-- BEGIN Material for this task --
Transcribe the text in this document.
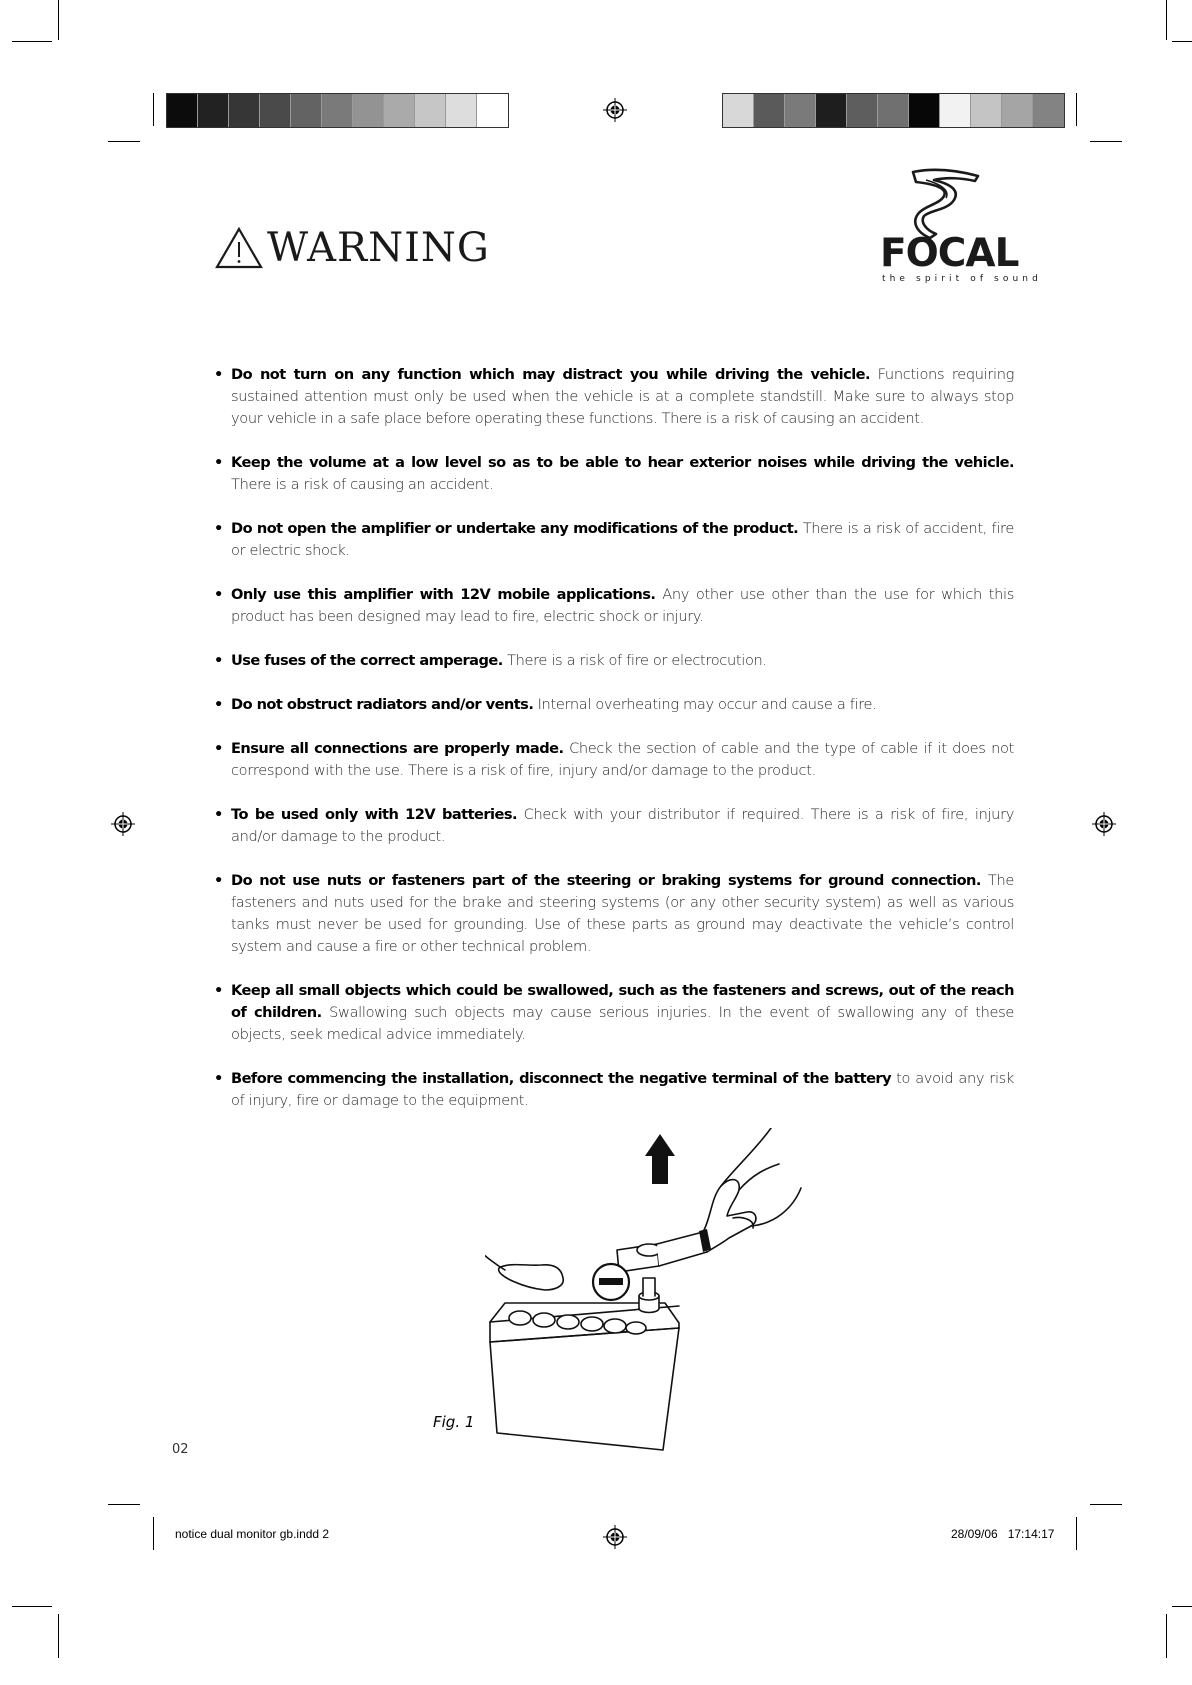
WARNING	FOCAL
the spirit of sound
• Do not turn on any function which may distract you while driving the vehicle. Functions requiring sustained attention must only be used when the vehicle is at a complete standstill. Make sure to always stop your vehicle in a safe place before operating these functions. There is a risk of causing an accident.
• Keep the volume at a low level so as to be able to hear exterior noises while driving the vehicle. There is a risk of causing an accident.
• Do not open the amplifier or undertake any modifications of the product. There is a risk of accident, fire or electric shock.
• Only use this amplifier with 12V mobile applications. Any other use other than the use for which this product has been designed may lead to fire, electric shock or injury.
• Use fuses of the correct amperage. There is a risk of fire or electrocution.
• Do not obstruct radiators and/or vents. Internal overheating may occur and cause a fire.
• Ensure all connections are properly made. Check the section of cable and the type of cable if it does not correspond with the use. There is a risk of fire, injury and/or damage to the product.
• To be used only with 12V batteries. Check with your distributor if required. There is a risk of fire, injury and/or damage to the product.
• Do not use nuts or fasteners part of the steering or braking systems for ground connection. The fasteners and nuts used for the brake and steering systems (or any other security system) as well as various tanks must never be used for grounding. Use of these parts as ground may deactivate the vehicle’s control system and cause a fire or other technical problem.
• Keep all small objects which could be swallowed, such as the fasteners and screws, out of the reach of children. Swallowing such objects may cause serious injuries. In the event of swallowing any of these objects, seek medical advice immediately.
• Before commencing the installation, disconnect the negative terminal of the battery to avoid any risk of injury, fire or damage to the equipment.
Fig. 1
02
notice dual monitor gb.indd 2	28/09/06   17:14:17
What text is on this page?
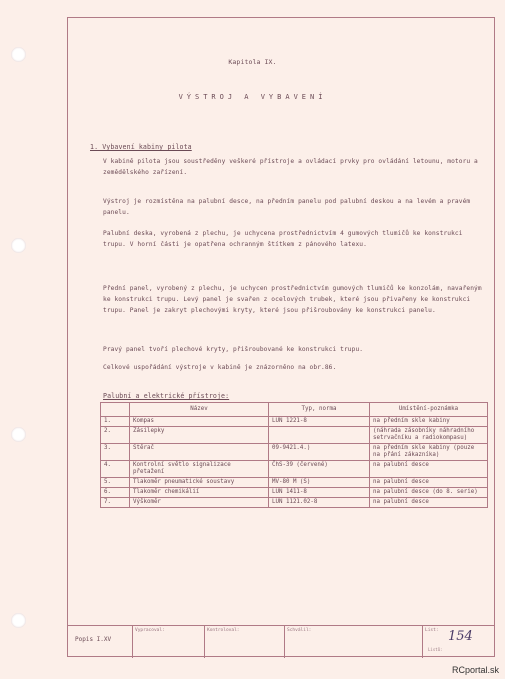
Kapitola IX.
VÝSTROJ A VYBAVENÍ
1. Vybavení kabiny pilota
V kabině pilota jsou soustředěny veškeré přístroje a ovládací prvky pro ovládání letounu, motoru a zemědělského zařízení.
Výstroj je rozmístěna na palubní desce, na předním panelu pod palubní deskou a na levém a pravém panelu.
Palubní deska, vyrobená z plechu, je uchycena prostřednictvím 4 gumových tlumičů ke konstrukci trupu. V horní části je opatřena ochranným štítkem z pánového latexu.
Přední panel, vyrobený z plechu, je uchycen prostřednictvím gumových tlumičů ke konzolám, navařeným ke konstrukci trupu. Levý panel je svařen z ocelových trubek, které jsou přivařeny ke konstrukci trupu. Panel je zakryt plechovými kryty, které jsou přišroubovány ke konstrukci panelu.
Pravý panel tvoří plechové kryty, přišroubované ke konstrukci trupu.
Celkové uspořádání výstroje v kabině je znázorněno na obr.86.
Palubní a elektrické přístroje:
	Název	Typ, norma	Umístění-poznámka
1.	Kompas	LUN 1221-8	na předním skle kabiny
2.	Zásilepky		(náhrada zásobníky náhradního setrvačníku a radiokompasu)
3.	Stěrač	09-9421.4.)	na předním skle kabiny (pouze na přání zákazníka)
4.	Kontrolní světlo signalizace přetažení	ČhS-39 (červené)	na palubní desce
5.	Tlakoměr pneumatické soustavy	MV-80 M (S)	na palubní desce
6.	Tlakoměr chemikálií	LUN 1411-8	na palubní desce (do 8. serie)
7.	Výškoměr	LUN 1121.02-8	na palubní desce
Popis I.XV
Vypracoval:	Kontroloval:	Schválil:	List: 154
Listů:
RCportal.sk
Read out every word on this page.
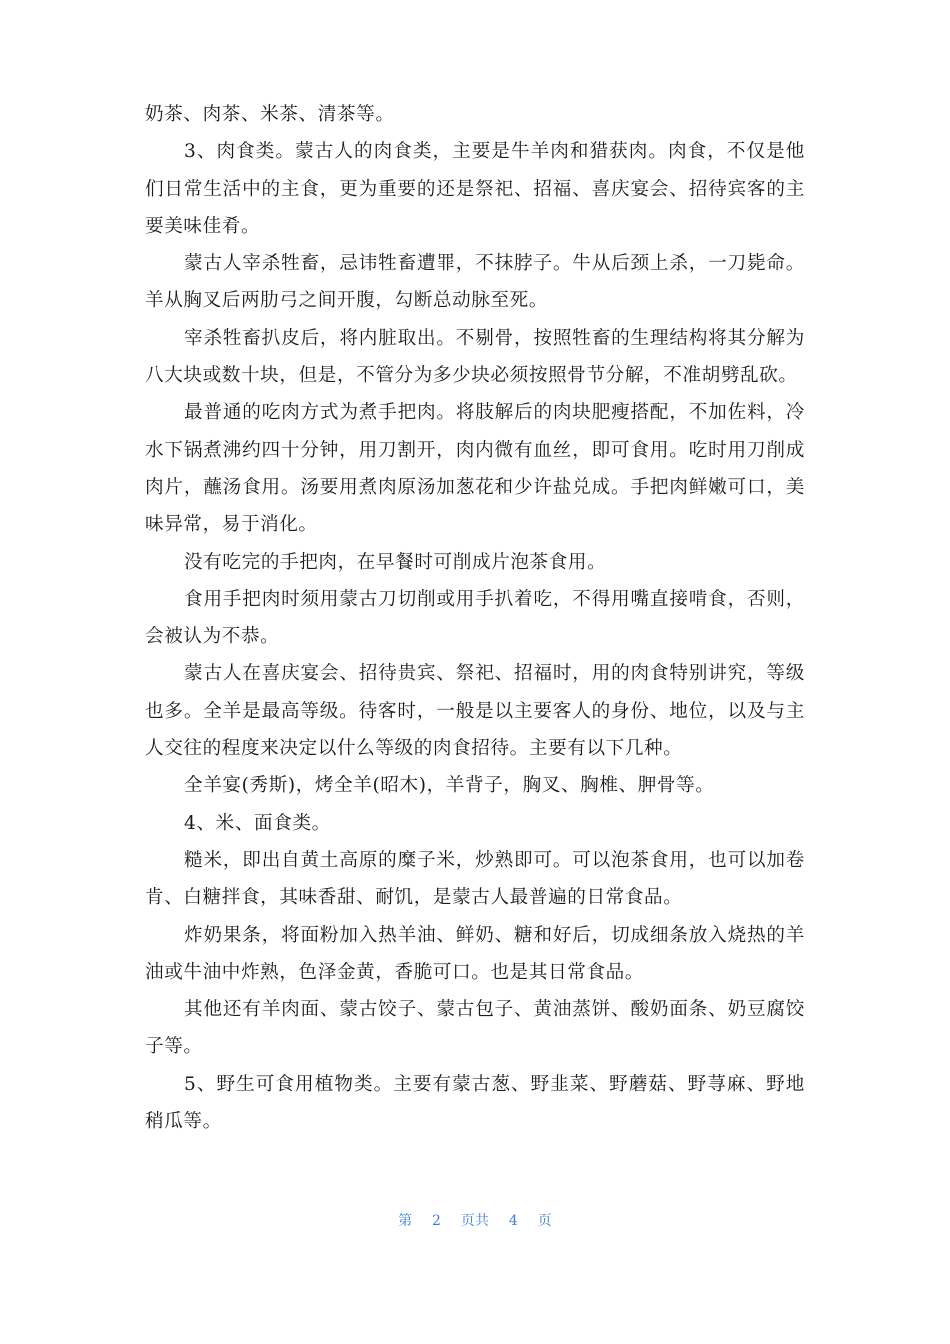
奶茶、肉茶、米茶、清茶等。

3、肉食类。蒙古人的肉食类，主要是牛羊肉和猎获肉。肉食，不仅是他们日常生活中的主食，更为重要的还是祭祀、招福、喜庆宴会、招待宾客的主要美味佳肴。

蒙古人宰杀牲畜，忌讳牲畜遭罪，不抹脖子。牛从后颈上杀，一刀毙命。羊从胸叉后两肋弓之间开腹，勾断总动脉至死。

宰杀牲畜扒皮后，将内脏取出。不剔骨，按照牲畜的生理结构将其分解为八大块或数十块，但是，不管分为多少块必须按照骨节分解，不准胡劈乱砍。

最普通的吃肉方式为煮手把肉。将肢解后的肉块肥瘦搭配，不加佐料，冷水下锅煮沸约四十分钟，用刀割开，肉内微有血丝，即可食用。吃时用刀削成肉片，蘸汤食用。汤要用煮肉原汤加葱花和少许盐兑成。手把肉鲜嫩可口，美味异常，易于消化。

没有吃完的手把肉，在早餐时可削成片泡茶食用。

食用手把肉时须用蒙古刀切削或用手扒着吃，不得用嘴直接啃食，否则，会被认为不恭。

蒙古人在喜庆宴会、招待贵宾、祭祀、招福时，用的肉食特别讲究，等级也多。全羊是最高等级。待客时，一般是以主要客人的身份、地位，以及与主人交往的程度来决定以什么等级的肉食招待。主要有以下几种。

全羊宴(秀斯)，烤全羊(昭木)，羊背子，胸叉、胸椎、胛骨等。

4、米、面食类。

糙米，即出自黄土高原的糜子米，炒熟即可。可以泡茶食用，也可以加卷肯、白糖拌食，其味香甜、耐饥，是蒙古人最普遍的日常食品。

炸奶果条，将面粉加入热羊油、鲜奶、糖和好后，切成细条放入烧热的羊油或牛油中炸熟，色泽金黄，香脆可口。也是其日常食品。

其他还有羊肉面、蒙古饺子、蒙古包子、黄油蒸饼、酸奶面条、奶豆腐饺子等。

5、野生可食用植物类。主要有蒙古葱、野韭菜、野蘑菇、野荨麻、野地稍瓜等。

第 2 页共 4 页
-- END Material for this task --
▸ **What to work on**
Reproduce the lines from the line with "Read out every word on this page." through the last line of the entries exactly, including both ends and excluding pictures.

▸ **Finished exercise**
Read out every word on this page.
奶茶、肉茶、米茶、清茶等。

3、肉食类。蒙古人的肉食类，主要是牛羊肉和猎获肉。肉食，不仅是他们日常生活中的主食，更为重要的还是祭祀、招福、喜庆宴会、招待宾客的主要美味佳肴。

蒙古人宰杀牲畜，忌讳牲畜遭罪，不抹脖子。牛从后颈上杀，一刀毙命。羊从胸叉后两肋弓之间开腹，勾断总动脉至死。

宰杀牲畜扒皮后，将内脏取出。不剔骨，按照牲畜的生理结构将其分解为八大块或数十块，但是，不管分为多少块必须按照骨节分解，不准胡劈乱砍。

最普通的吃肉方式为煮手把肉。将肢解后的肉块肥瘦搭配，不加佐料，冷水下锅煮沸约四十分钟，用刀割开，肉内微有血丝，即可食用。吃时用刀削成肉片，蘸汤食用。汤要用煮肉原汤加葱花和少许盐兑成。手把肉鲜嫩可口，美味异常，易于消化。

没有吃完的手把肉，在早餐时可削成片泡茶食用。

食用手把肉时须用蒙古刀切削或用手扒着吃，不得用嘴直接啃食，否则，会被认为不恭。

蒙古人在喜庆宴会、招待贵宾、祭祀、招福时，用的肉食特别讲究，等级也多。全羊是最高等级。待客时，一般是以主要客人的身份、地位，以及与主人交往的程度来决定以什么等级的肉食招待。主要有以下几种。

全羊宴(秀斯)，烤全羊(昭木)，羊背子，胸叉、胸椎、胛骨等。

4、米、面食类。

糙米，即出自黄土高原的糜子米，炒熟即可。可以泡茶食用，也可以加卷肯、白糖拌食，其味香甜、耐饥，是蒙古人最普遍的日常食品。

炸奶果条，将面粉加入热羊油、鲜奶、糖和好后，切成细条放入烧热的羊油或牛油中炸熟，色泽金黄，香脆可口。也是其日常食品。

其他还有羊肉面、蒙古饺子、蒙古包子、黄油蒸饼、酸奶面条、奶豆腐饺子等。

5、野生可食用植物类。主要有蒙古葱、野韭菜、野蘑菇、野荨麻、野地稍瓜等。

第 2 页共 4 页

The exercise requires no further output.